What you have to do -
Every line in the listing is to be echoed verbatim.

(begin)

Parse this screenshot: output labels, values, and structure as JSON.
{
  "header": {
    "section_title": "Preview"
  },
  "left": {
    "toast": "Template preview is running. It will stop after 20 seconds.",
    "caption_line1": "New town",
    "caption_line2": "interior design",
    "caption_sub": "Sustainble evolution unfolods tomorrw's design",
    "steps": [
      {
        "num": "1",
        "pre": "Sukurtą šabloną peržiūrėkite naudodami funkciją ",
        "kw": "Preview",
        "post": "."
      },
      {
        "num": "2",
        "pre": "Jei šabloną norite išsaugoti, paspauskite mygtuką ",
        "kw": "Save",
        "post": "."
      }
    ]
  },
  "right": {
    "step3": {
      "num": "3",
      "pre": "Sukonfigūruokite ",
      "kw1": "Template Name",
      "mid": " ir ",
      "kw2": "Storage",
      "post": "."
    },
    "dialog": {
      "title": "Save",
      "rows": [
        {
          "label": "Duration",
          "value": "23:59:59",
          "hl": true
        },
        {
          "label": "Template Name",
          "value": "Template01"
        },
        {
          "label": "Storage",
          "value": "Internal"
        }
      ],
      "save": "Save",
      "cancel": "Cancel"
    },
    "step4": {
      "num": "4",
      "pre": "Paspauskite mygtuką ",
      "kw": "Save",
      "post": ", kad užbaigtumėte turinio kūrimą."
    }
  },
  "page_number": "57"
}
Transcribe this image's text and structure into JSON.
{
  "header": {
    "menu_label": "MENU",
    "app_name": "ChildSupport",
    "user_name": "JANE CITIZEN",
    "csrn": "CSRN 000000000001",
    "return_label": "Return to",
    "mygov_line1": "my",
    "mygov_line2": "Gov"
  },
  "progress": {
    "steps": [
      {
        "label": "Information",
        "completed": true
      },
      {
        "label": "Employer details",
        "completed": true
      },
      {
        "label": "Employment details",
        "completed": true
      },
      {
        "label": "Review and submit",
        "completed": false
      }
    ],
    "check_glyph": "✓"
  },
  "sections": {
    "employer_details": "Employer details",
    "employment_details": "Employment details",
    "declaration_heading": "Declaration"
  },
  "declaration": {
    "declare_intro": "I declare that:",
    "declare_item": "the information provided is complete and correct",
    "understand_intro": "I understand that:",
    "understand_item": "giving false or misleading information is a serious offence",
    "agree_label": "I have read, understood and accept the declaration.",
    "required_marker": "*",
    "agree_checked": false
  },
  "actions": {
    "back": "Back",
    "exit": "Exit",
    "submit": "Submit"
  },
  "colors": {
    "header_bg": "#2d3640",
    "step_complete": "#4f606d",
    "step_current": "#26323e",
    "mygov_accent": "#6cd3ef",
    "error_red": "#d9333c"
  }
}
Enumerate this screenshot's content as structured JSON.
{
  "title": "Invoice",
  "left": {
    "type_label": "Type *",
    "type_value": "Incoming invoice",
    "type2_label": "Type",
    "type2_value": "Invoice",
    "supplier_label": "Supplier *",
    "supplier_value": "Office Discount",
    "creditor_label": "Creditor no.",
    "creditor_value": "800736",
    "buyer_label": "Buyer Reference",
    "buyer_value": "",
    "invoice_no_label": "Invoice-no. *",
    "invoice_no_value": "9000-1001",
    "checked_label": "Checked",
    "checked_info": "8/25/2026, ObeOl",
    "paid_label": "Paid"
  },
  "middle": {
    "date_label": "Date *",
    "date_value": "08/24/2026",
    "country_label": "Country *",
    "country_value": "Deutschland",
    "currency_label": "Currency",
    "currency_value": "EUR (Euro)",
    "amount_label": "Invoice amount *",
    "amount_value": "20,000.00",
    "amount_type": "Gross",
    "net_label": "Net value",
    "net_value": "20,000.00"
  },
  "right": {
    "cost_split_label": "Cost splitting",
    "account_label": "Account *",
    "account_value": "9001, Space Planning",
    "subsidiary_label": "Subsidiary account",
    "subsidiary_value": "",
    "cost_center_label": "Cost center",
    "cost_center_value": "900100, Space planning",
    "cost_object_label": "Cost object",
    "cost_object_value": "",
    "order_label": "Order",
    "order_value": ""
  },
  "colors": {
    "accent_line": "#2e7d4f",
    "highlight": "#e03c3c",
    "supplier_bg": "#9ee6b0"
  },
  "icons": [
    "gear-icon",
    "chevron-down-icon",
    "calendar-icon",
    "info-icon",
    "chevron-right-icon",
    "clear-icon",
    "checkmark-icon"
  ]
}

(end)

The response -
Parse this screenshot: output labels, values, and structure as JSON.
{
  "header": {
    "section_title": "Preview"
  },
  "left": {
    "toast": "Template preview is running. It will stop after 20 seconds.",
    "caption_line1": "New town",
    "caption_line2": "interior design",
    "caption_sub": "Sustainble evolution unfolods tomorrw's design",
    "steps": [
      {
        "num": "1",
        "pre": "Sukurtą šabloną peržiūrėkite naudodami funkciją ",
        "kw": "Preview",
        "post": "."
      },
      {
        "num": "2",
        "pre": "Jei šabloną norite išsaugoti, paspauskite mygtuką ",
        "kw": "Save",
        "post": "."
      }
    ]
  },
  "right": {
    "step3": {
      "num": "3",
      "pre": "Sukonfigūruokite ",
      "kw1": "Template Name",
      "mid": " ir ",
      "kw2": "Storage",
      "post": "."
    },
    "dialog": {
      "title": "Save",
      "rows": [
        {
          "label": "Duration",
          "value": "23:59:59",
          "hl": true
        },
        {
          "label": "Template Name",
          "value": "Template01"
        },
        {
          "label": "Storage",
          "value": "Internal"
        }
      ],
      "save": "Save",
      "cancel": "Cancel"
    },
    "step4": {
      "num": "4",
      "pre": "Paspauskite mygtuką ",
      "kw": "Save",
      "post": ", kad užbaigtumėte turinio kūrimą."
    }
  },
  "page_number": "57"
}
Transcribe this image's text and structure into JSON.
{
  "header": {
    "menu_label": "MENU",
    "app_name": "ChildSupport",
    "user_name": "JANE CITIZEN",
    "csrn": "CSRN 000000000001",
    "return_label": "Return to",
    "mygov_line1": "my",
    "mygov_line2": "Gov"
  },
  "progress": {
    "steps": [
      {
        "label": "Information",
        "completed": true
      },
      {
        "label": "Employer details",
        "completed": true
      },
      {
        "label": "Employment details",
        "completed": true
      },
      {
        "label": "Review and submit",
        "completed": false
      }
    ],
    "check_glyph": "✓"
  },
  "sections": {
    "employer_details": "Employer details",
    "employment_details": "Employment details",
    "declaration_heading": "Declaration"
  },
  "declaration": {
    "declare_intro": "I declare that:",
    "declare_item": "the information provided is complete and correct",
    "understand_intro": "I understand that:",
    "understand_item": "giving false or misleading information is a serious offence",
    "agree_label": "I have read, understood and accept the declaration.",
    "required_marker": "*",
    "agree_checked": false
  },
  "actions": {
    "back": "Back",
    "exit": "Exit",
    "submit": "Submit"
  },
  "colors": {
    "header_bg": "#2d3640",
    "step_complete": "#4f606d",
    "step_current": "#26323e",
    "mygov_accent": "#6cd3ef",
    "error_red": "#d9333c"
  }
}
Enumerate this screenshot's content as structured JSON.
{
  "title": "Invoice",
  "left": {
    "type_label": "Type *",
    "type_value": "Incoming invoice",
    "type2_label": "Type",
    "type2_value": "Invoice",
    "supplier_label": "Supplier *",
    "supplier_value": "Office Discount",
    "creditor_label": "Creditor no.",
    "creditor_value": "800736",
    "buyer_label": "Buyer Reference",
    "buyer_value": "",
    "invoice_no_label": "Invoice-no. *",
    "invoice_no_value": "9000-1001",
    "checked_label": "Checked",
    "checked_info": "8/25/2026, ObeOl",
    "paid_label": "Paid"
  },
  "middle": {
    "date_label": "Date *",
    "date_value": "08/24/2026",
    "country_label": "Country *",
    "country_value": "Deutschland",
    "currency_label": "Currency",
    "currency_value": "EUR (Euro)",
    "amount_label": "Invoice amount *",
    "amount_value": "20,000.00",
    "amount_type": "Gross",
    "net_label": "Net value",
    "net_value": "20,000.00"
  },
  "right": {
    "cost_split_label": "Cost splitting",
    "account_label": "Account *",
    "account_value": "9001, Space Planning",
    "subsidiary_label": "Subsidiary account",
    "subsidiary_value": "",
    "cost_center_label": "Cost center",
    "cost_center_value": "900100, Space planning",
    "cost_object_label": "Cost object",
    "cost_object_value": "",
    "order_label": "Order",
    "order_value": ""
  },
  "colors": {
    "accent_line": "#2e7d4f",
    "highlight": "#e03c3c",
    "supplier_bg": "#9ee6b0"
  },
  "icons": [
    "gear-icon",
    "chevron-down-icon",
    "calendar-icon",
    "info-icon",
    "chevron-right-icon",
    "clear-icon",
    "checkmark-icon"
  ]
}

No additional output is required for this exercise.